▸ **SHORT TASK**:
List each line of the data that holds the string "title".

▸ **DATASET**:

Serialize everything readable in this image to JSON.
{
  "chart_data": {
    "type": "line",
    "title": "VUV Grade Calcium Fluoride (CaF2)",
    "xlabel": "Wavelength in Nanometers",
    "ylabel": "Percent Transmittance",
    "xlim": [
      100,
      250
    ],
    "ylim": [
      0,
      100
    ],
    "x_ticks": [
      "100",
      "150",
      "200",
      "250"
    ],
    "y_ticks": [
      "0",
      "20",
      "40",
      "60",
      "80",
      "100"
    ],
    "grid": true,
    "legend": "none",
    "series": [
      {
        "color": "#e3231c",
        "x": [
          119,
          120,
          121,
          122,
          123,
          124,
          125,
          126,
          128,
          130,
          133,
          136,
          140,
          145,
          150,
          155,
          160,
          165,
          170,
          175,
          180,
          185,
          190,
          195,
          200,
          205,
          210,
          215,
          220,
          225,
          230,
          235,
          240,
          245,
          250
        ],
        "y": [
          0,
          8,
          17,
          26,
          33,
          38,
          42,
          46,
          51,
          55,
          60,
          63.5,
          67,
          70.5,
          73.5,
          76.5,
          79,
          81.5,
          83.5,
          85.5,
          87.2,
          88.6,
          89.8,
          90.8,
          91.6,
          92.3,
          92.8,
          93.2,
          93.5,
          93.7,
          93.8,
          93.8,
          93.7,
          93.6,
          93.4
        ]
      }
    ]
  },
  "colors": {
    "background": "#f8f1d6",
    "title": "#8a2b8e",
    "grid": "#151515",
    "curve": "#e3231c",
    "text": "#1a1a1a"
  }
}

▸ **SOLUTION FOR THIS PROBLEM**:
    "title": "VUV Grade Calcium Fluoride (CaF2)",
    "title": "#8a2b8e",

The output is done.